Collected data
★ ★ ★ ★ ★ ★ ★

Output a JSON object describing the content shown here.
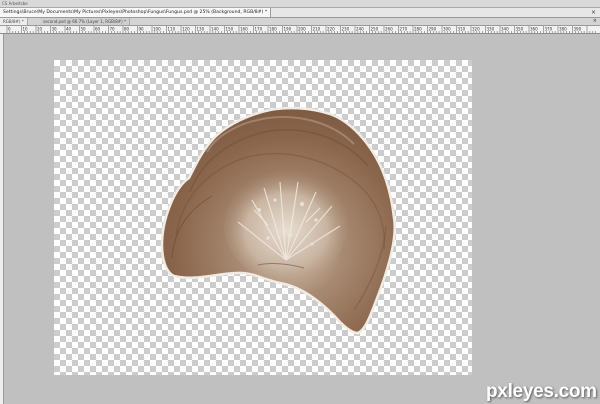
{
  "app": {
    "top_strip": {
      "left_label": "CS Arbeitsbe",
      "mid_label": ""
    },
    "document_tab": {
      "title": "Settings\\Bruce\\My Documents\\My Pictures\\Pixleyes\\Photoshop\\Fungus\\Fungus.psd @ 25% (Background, RGB/8#) *",
      "close_glyph": "×"
    },
    "secondary_tabs": [
      {
        "label": "RGB/8#) *"
      },
      {
        "label": "second.psd @ 66.7% (Layer 1, RGB/8#) *"
      }
    ],
    "secondary_close_glyph": "×",
    "ruler_labels": [
      "0",
      "10",
      "20",
      "30",
      "40",
      "50",
      "60",
      "70",
      "80",
      "90",
      "100",
      "110",
      "120",
      "130",
      "140",
      "150",
      "160",
      "170",
      "180",
      "190",
      "200",
      "210",
      "220",
      "230",
      "240",
      "250",
      "260",
      "270",
      "280",
      "290",
      "300",
      "310",
      "320",
      "330",
      "340",
      "350",
      "360",
      "370",
      "380",
      "390"
    ]
  },
  "colors": {
    "workspace": "#c0c0c0",
    "checker_light": "#ffffff",
    "checker_dark": "#cccccc",
    "fungus_base": "#8d6a50",
    "fungus_light": "#d6c7b6",
    "fungus_edge": "#f3ece4"
  },
  "icons": {
    "close": "close-icon"
  },
  "watermark": "pxleyes.com"
}
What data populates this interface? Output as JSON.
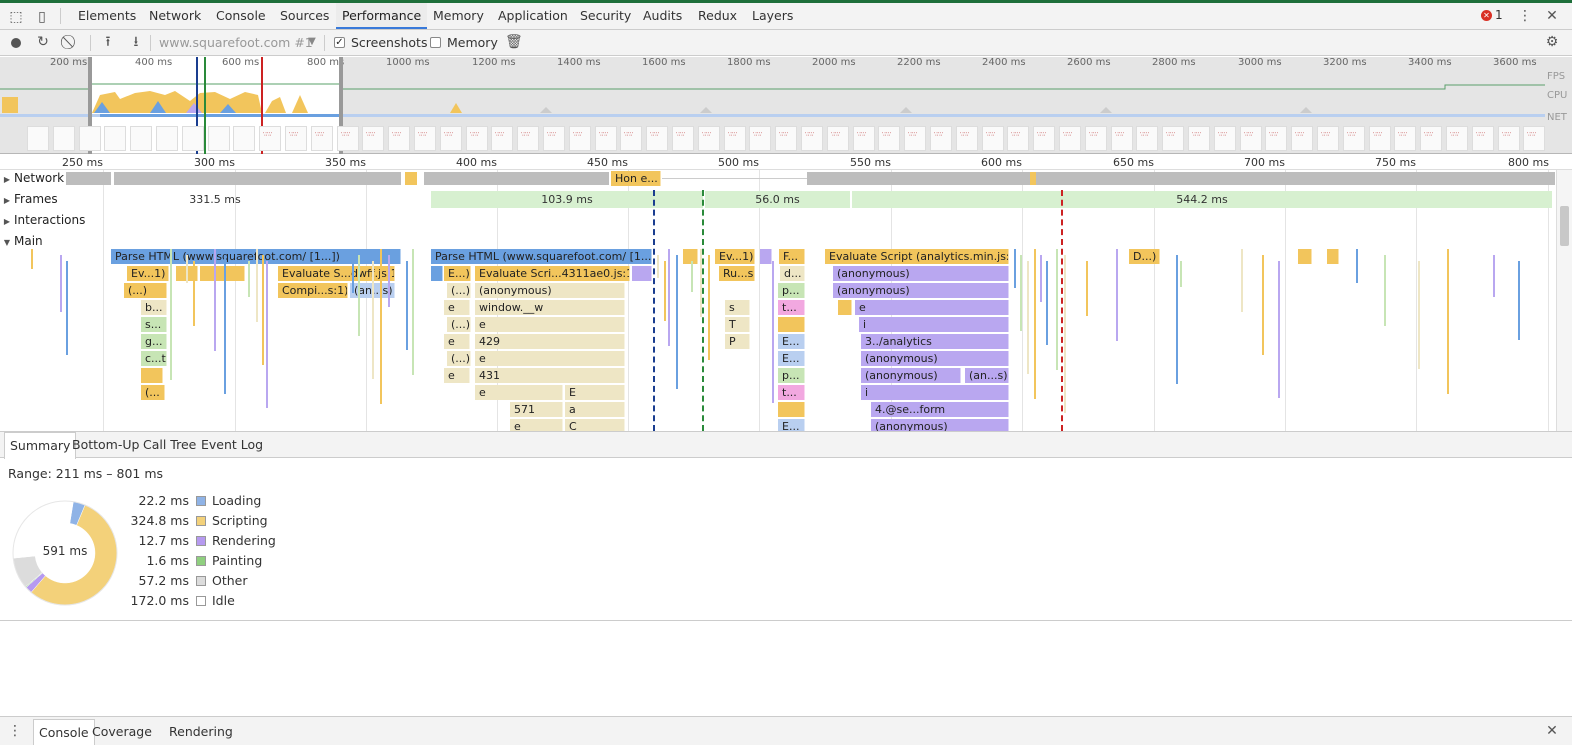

★ ★ ★ ★ ★ ★ ★

### Request
Each line of the material must be retyped exactly, except that images are omitted.

### Task response
Output a JSON object describing the content shown here.
{
  "app": {
    "top_strip": {
      "left_label": "CS Arbeitsbe",
      "mid_label": ""
    },
    "document_tab": {
      "title": "Settings\\Bruce\\My Documents\\My Pictures\\Pixleyes\\Photoshop\\Fungus\\Fungus.psd @ 25% (Background, RGB/8#) *",
      "close_glyph": "×"
    },
    "secondary_tabs": [
      {
        "label": "RGB/8#) *"
      },
      {
        "label": "second.psd @ 66.7% (Layer 1, RGB/8#) *"
      }
    ],
    "secondary_close_glyph": "×",
    "ruler_labels": [
      "0",
      "10",
      "20",
      "30",
      "40",
      "50",
      "60",
      "70",
      "80",
      "90",
      "100",
      "110",
      "120",
      "130",
      "140",
      "150",
      "160",
      "170",
      "180",
      "190",
      "200",
      "210",
      "220",
      "230",
      "240",
      "250",
      "260",
      "270",
      "280",
      "290",
      "300",
      "310",
      "320",
      "330",
      "340",
      "350",
      "360",
      "370",
      "380",
      "390"
    ]
  },
  "colors": {
    "workspace": "#c0c0c0",
    "checker_light": "#ffffff",
    "checker_dark": "#cccccc",
    "fungus_base": "#8d6a50",
    "fungus_light": "#d6c7b6",
    "fungus_edge": "#f3ece4"
  },
  "icons": {
    "close": "close-icon"
  },
  "watermark": "pxleyes.com"
}
What data populates this interface? Output as JSON.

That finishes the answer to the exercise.